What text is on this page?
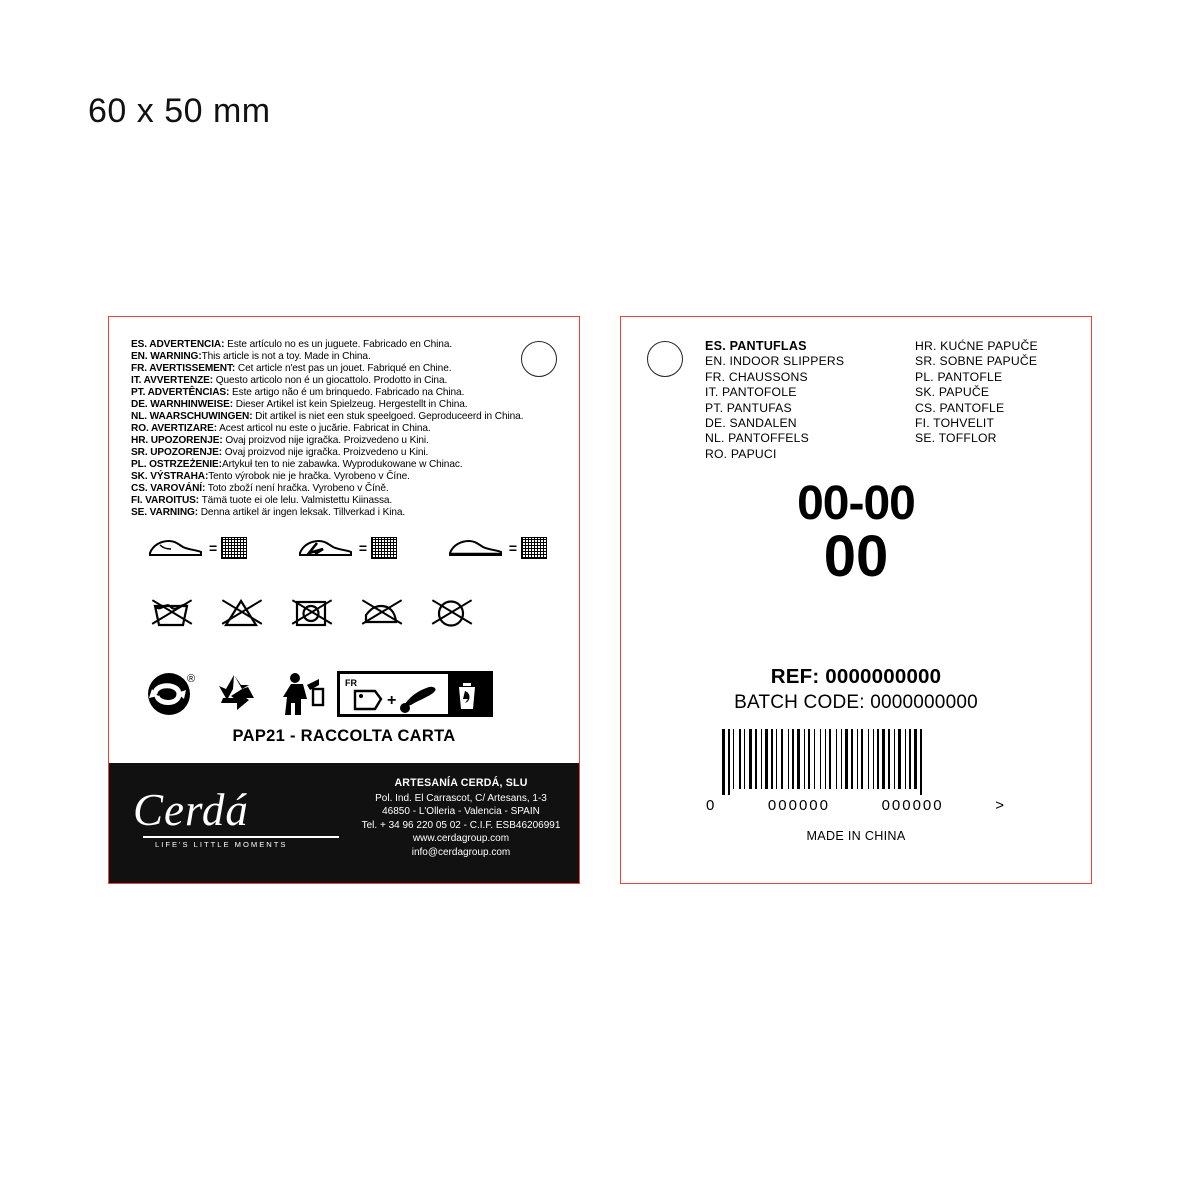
60 x 50 mm
ES. ADVERTENCIA: Este artículo no es un juguete. Fabricado en China.
EN. WARNING:This article is not a toy. Made in China.
FR. AVERTISSEMENT: Cet article n'est pas un jouet. Fabriqué en Chine.
IT. AVVERTENZE: Questo articolo non é un giocattolo. Prodotto in Cina.
PT. ADVERTÊNCIAS: Este artigo não é um brinquedo. Fabricado na China.
DE. WARNHINWEISE: Dieser Artikel ist kein Spielzeug. Hergestellt in China.
NL. WAARSCHUWINGEN: Dit artikel is niet een stuk speelgoed. Geproduceerd in China.
RO. AVERTIZARE: Acest articol nu este o jucărie. Fabricat in China.
HR. UPOZORENJE: Ovaj proizvod nije igračka. Proizvedeno u Kini.
SR. UPOZORENJE: Ovaj proizvod nije igračka. Proizvedeno u Kini.
PL. OSTRZEŻENIE:Artykuł ten to nie zabawka. Wyprodukowane w Chinac.
SK. VÝSTRAHA:Tento výrobok nie je hračka. Vyrobeno v Číne.
CS. VAROVÁNÍ: Toto zboží není hračka. Vyrobeno v Číně.
FI. VAROITUS: Tämä tuote ei ole lelu. Valmistettu Kiinassa.
SE. VARNING: Denna artikel är ingen leksak. Tillverkad i Kina.
=	=	=
®	FR
+
PAP21 - RACCOLTA CARTA
Cerdá
LIFE'S LITTLE MOMENTS
ARTESANÍA CERDÁ, SLU
Pol. Ind. El Carrascot, C/ Artesans, 1-3
46850 - L'Olleria - Valencia - SPAIN
Tel. + 34 96 220 05 02 - C.I.F. ESB46206991
www.cerdagroup.com
info@cerdagroup.com
ES. PANTUFLAS
EN. INDOOR SLIPPERS
FR. CHAUSSONS
IT. PANTOFOLE
PT. PANTUFAS
DE. SANDALEN
NL. PANTOFFELS
RO. PAPUCI
HR. KUĆNE PAPUČE
SR. SOBNE PAPUČE
PL. PANTOFLE
SK. PAPUČE
CS. PANTOFLE
FI. TOHVELIT
SE. TOFFLOR
00-00
00
REF: 0000000000
BATCH CODE: 0000000000
0	000000	000000	>
MADE IN CHINA
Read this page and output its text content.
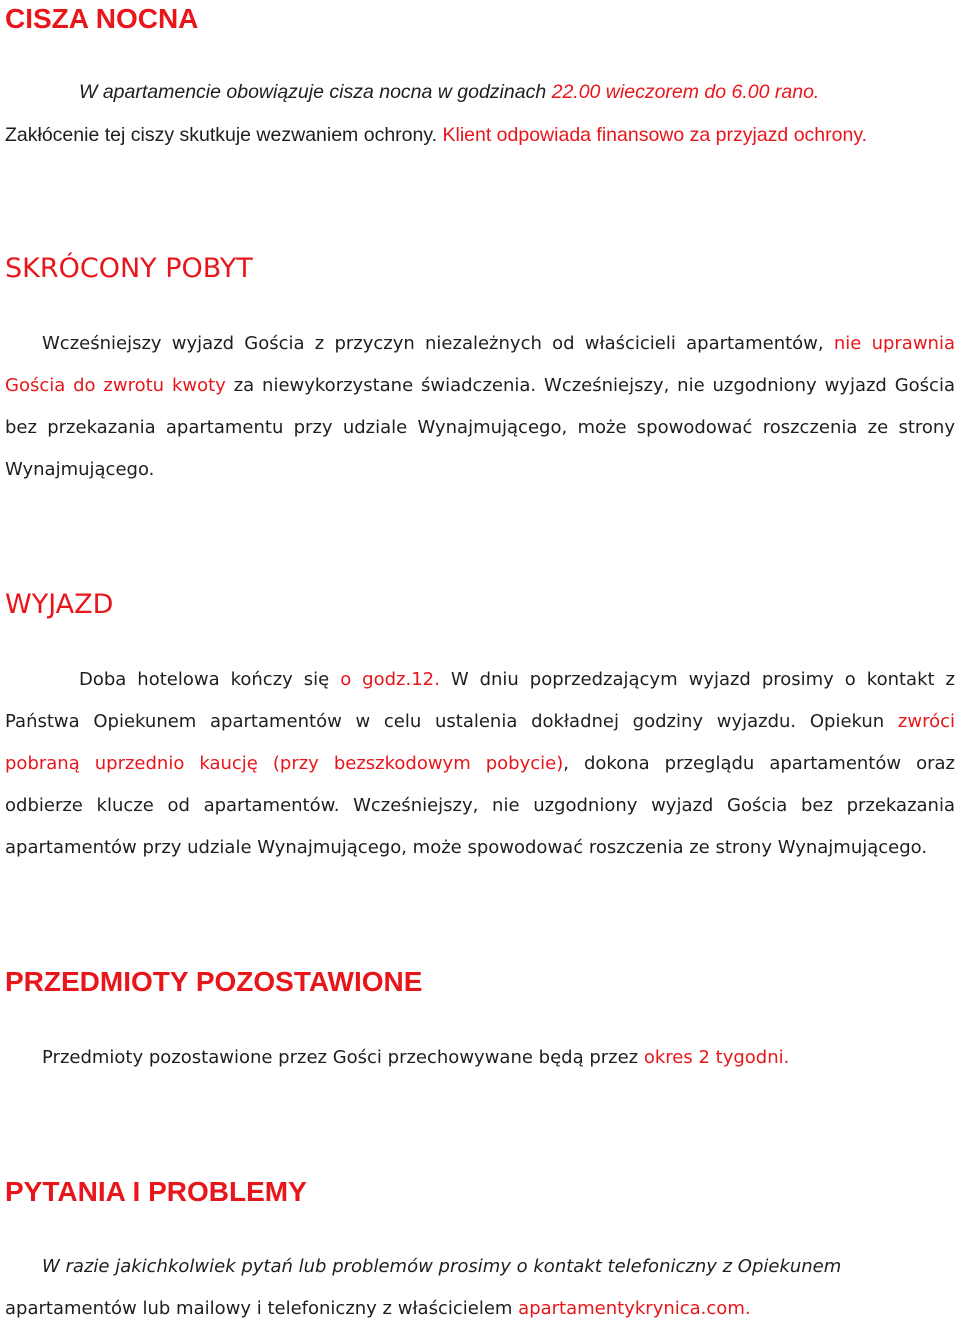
CISZA NOCNA

W apartamencie obowiązuje cisza nocna w godzinach 22.00 wieczorem do 6.00 rano.
Zakłócenie tej ciszy skutkuje wezwaniem ochrony. Klient odpowiada finansowo za przyjazd ochrony.

SKRÓCONY POBYT

Wcześniejszy wyjazd Gościa z przyczyn niezależnych od właścicieli apartamentów, nie uprawnia Gościa do zwrotu kwoty za niewykorzystane świadczenia. Wcześniejszy, nie uzgodniony wyjazd Gościa bez przekazania apartamentu przy udziale Wynajmującego, może spowodować roszczenia ze strony Wynajmującego.

WYJAZD

Doba hotelowa kończy się o godz.12. W dniu poprzedzającym wyjazd prosimy o kontakt z Państwa Opiekunem apartamentów w celu ustalenia dokładnej godziny wyjazdu. Opiekun zwróci pobraną uprzednio kaucję (przy bezszkodowym pobycie), dokona przeglądu apartamentów oraz odbierze klucze od apartamentów. Wcześniejszy, nie uzgodniony wyjazd Gościa bez przekazania apartamentów przy udziale Wynajmującego, może spowodować roszczenia ze strony Wynajmującego.

PRZEDMIOTY POZOSTAWIONE

Przedmioty pozostawione przez Gości przechowywane będą przez okres 2 tygodni.

PYTANIA I PROBLEMY

W razie jakichkolwiek pytań lub problemów prosimy o kontakt telefoniczny z Opiekunem
apartamentów lub mailowy i telefoniczny z właścicielem apartamentykrynica.com.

────────────────

■ **WHAT TO WORK ON**: From the entries above, collect every line with the string "article" in it.

■ **EXERCISE ANSWER**:
EN. WARNING:This article is not a toy. Made in China.
FR. AVERTISSEMENT: Cet article n'est pas un jouet. Fabriqué en Chine.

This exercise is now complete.